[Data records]
▼▼▼

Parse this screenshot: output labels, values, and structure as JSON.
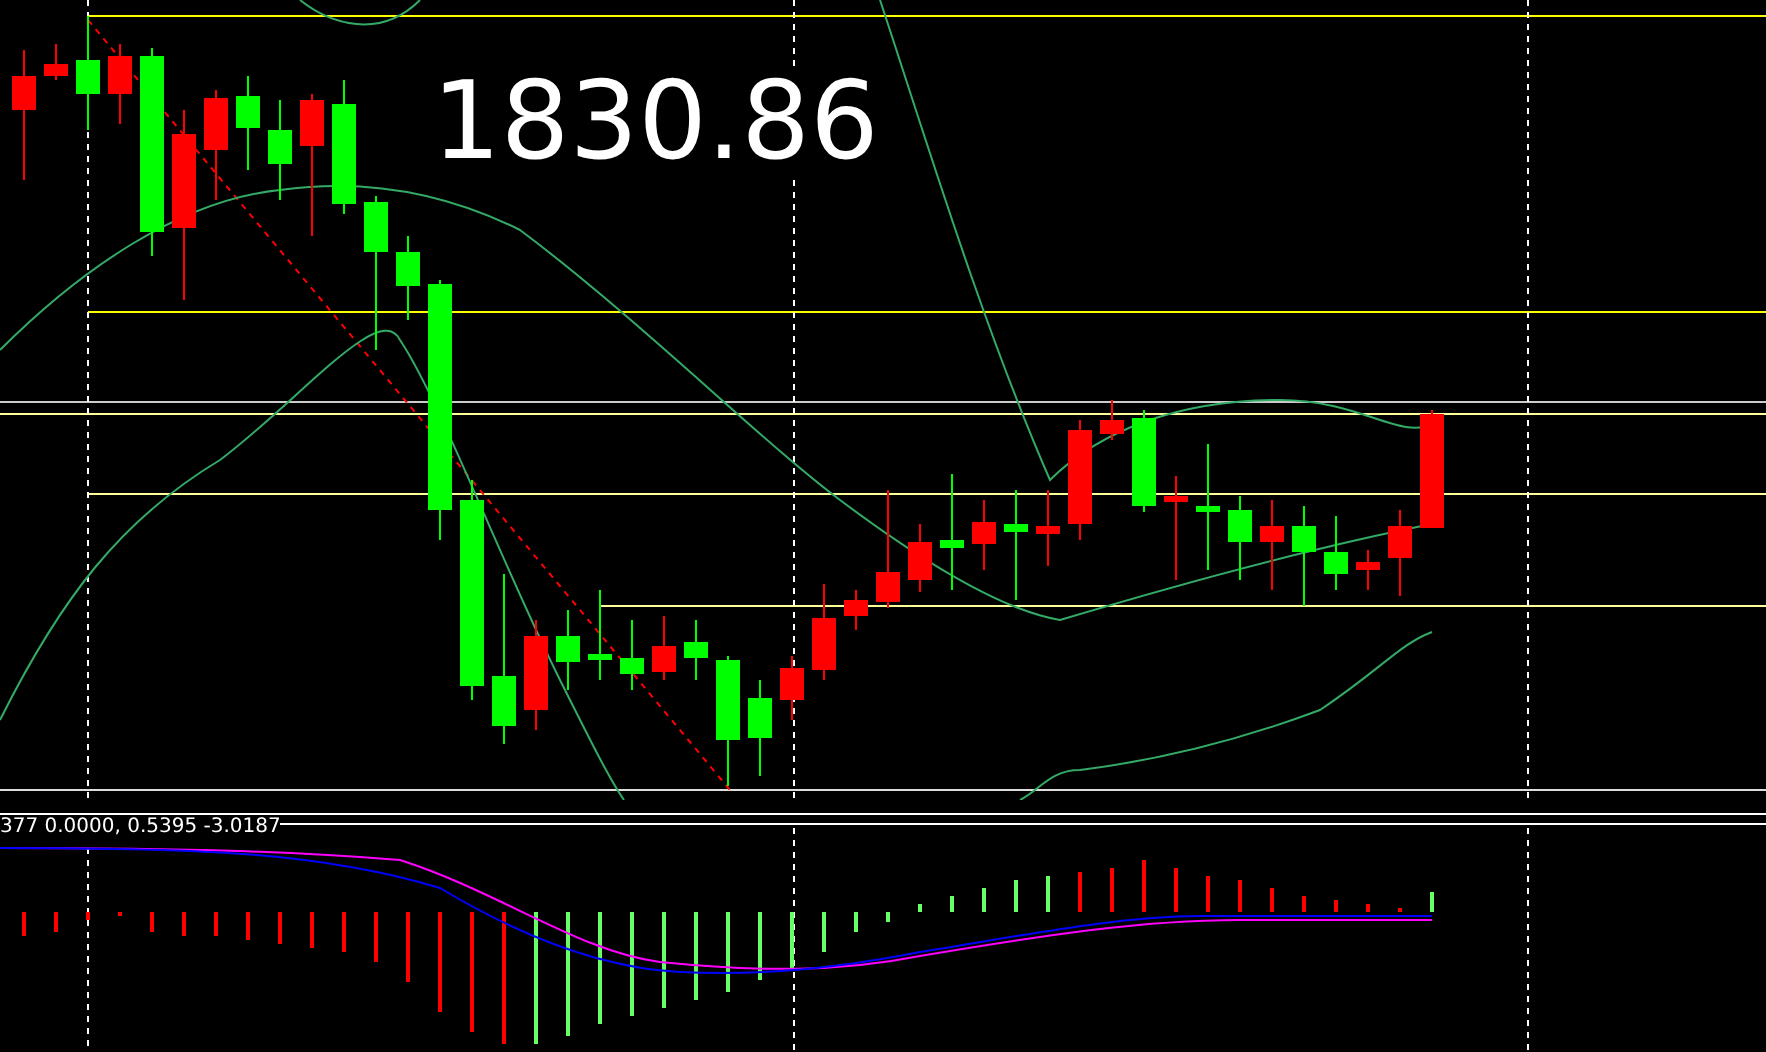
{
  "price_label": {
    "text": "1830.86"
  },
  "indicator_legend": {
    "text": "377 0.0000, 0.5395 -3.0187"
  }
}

▲▲▲

### AIM
Leave out the pictures and give the listing above again exactly.

### FINAL RESULT
Parse this screenshot: output labels, values, and structure as JSON.
{
  "price_label": {
    "text": "1830.86"
  },
  "indicator_legend": {
    "text": "377 0.0000, 0.5395 -3.0187"
  }
}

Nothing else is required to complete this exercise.